(Items from a data source)
-- START --
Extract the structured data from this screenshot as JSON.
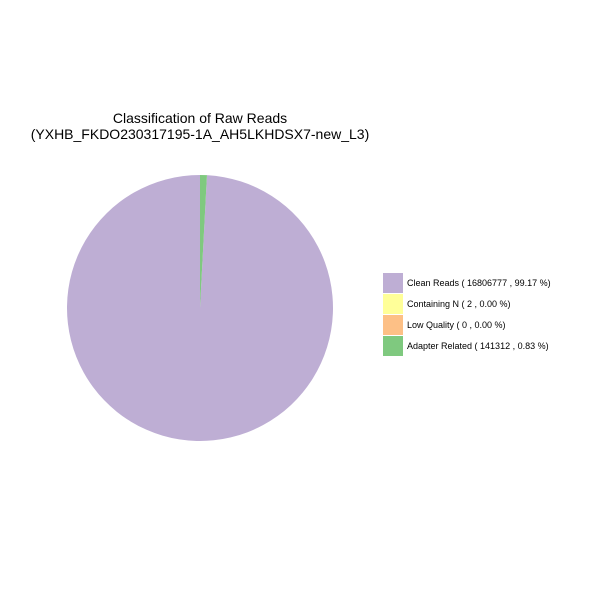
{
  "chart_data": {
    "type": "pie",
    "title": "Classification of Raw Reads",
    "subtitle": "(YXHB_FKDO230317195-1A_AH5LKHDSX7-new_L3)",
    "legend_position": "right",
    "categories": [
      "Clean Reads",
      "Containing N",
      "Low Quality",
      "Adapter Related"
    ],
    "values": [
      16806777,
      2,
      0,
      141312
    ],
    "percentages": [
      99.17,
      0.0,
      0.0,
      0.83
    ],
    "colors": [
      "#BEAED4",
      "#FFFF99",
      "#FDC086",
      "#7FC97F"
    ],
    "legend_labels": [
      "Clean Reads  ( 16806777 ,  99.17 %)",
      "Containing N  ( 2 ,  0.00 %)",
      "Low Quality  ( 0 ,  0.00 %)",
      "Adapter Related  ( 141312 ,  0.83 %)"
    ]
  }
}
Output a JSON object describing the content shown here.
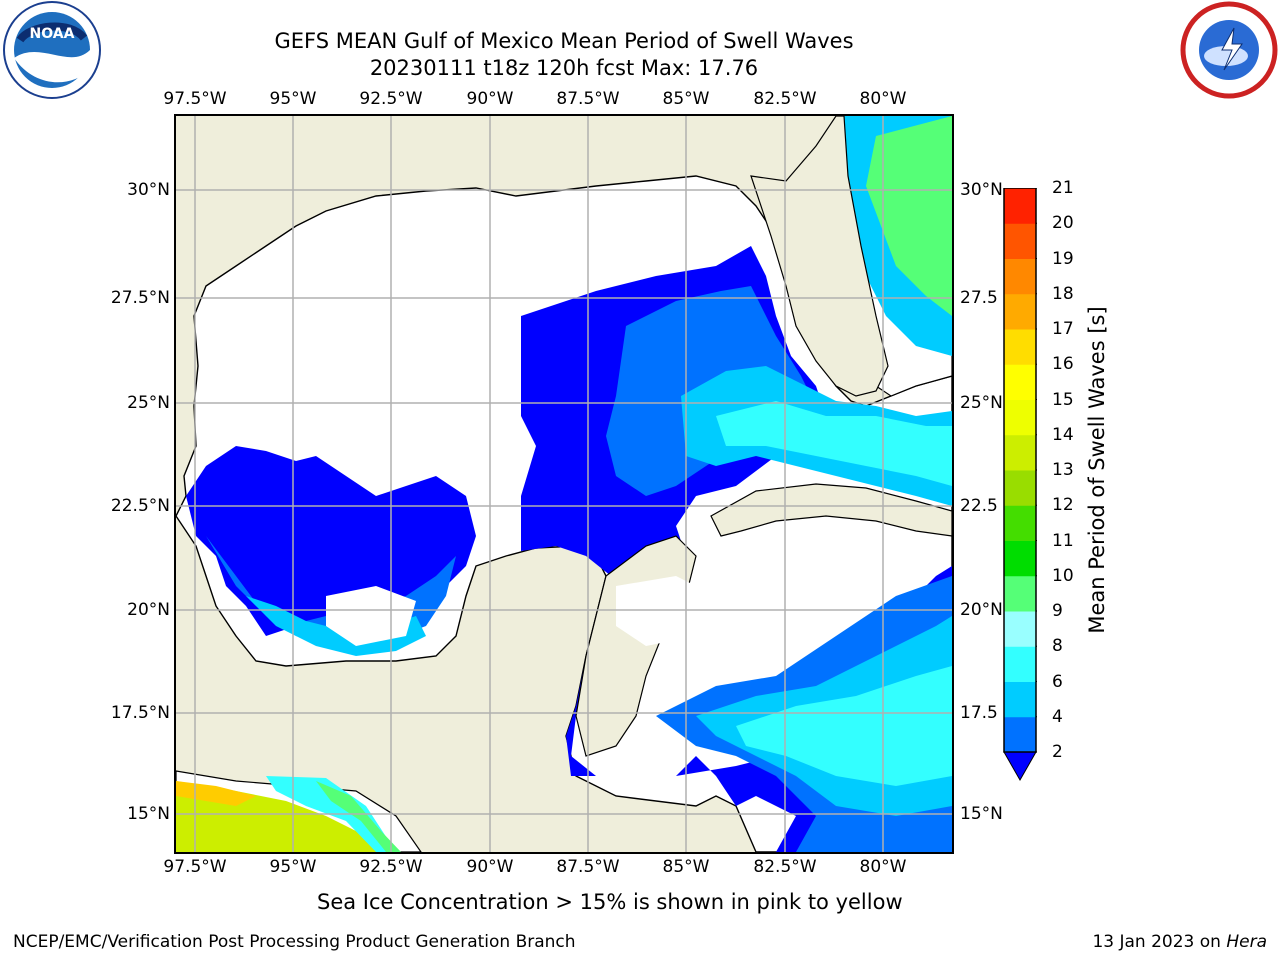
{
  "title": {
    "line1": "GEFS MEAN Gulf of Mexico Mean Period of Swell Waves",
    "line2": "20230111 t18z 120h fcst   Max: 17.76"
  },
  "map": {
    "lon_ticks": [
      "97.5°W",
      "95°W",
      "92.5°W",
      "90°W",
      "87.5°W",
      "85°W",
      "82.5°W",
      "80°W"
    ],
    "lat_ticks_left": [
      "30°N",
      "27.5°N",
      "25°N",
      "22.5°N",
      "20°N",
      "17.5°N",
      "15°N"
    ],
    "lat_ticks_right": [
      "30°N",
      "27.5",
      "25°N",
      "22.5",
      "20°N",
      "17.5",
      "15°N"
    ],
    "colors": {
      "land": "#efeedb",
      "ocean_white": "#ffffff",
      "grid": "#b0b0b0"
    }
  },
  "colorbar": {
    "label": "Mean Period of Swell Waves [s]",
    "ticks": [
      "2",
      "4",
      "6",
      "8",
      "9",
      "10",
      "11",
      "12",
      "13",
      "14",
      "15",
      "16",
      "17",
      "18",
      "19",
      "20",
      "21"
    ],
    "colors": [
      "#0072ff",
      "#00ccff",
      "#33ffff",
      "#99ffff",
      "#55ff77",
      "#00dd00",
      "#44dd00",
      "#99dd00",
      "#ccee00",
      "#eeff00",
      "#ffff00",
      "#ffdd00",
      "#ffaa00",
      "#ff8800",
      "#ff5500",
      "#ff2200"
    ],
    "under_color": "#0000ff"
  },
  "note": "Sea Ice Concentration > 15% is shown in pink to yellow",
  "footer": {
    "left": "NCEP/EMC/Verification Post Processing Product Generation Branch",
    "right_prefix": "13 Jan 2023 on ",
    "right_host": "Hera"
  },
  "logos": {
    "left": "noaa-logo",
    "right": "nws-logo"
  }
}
-- END --
→ **WHAT YOU SHOULD DO**: Write the records above out again exactly, with no pictures in your copy.

→ **OUTPUT FOR THIS EXERCISE**:
Extract the structured data from this screenshot as JSON.
{
  "chart_data": {
    "type": "pie",
    "title": "Classification of Raw Reads",
    "subtitle": "(YXHB_FKDO230317195-1A_AH5LKHDSX7-new_L3)",
    "legend_position": "right",
    "categories": [
      "Clean Reads",
      "Containing N",
      "Low Quality",
      "Adapter Related"
    ],
    "values": [
      16806777,
      2,
      0,
      141312
    ],
    "percentages": [
      99.17,
      0.0,
      0.0,
      0.83
    ],
    "colors": [
      "#BEAED4",
      "#FFFF99",
      "#FDC086",
      "#7FC97F"
    ],
    "legend_labels": [
      "Clean Reads  ( 16806777 ,  99.17 %)",
      "Containing N  ( 2 ,  0.00 %)",
      "Low Quality  ( 0 ,  0.00 %)",
      "Adapter Related  ( 141312 ,  0.83 %)"
    ]
  }
}
Output a JSON object describing the content shown here.
{
  "title": {
    "line1": "GEFS MEAN Gulf of Mexico Mean Period of Swell Waves",
    "line2": "20230111 t18z 120h fcst   Max: 17.76"
  },
  "map": {
    "lon_ticks": [
      "97.5°W",
      "95°W",
      "92.5°W",
      "90°W",
      "87.5°W",
      "85°W",
      "82.5°W",
      "80°W"
    ],
    "lat_ticks_left": [
      "30°N",
      "27.5°N",
      "25°N",
      "22.5°N",
      "20°N",
      "17.5°N",
      "15°N"
    ],
    "lat_ticks_right": [
      "30°N",
      "27.5",
      "25°N",
      "22.5",
      "20°N",
      "17.5",
      "15°N"
    ],
    "colors": {
      "land": "#efeedb",
      "ocean_white": "#ffffff",
      "grid": "#b0b0b0"
    }
  },
  "colorbar": {
    "label": "Mean Period of Swell Waves [s]",
    "ticks": [
      "2",
      "4",
      "6",
      "8",
      "9",
      "10",
      "11",
      "12",
      "13",
      "14",
      "15",
      "16",
      "17",
      "18",
      "19",
      "20",
      "21"
    ],
    "colors": [
      "#0072ff",
      "#00ccff",
      "#33ffff",
      "#99ffff",
      "#55ff77",
      "#00dd00",
      "#44dd00",
      "#99dd00",
      "#ccee00",
      "#eeff00",
      "#ffff00",
      "#ffdd00",
      "#ffaa00",
      "#ff8800",
      "#ff5500",
      "#ff2200"
    ],
    "under_color": "#0000ff"
  },
  "note": "Sea Ice Concentration > 15% is shown in pink to yellow",
  "footer": {
    "left": "NCEP/EMC/Verification Post Processing Product Generation Branch",
    "right_prefix": "13 Jan 2023 on ",
    "right_host": "Hera"
  },
  "logos": {
    "left": "noaa-logo",
    "right": "nws-logo"
  }
}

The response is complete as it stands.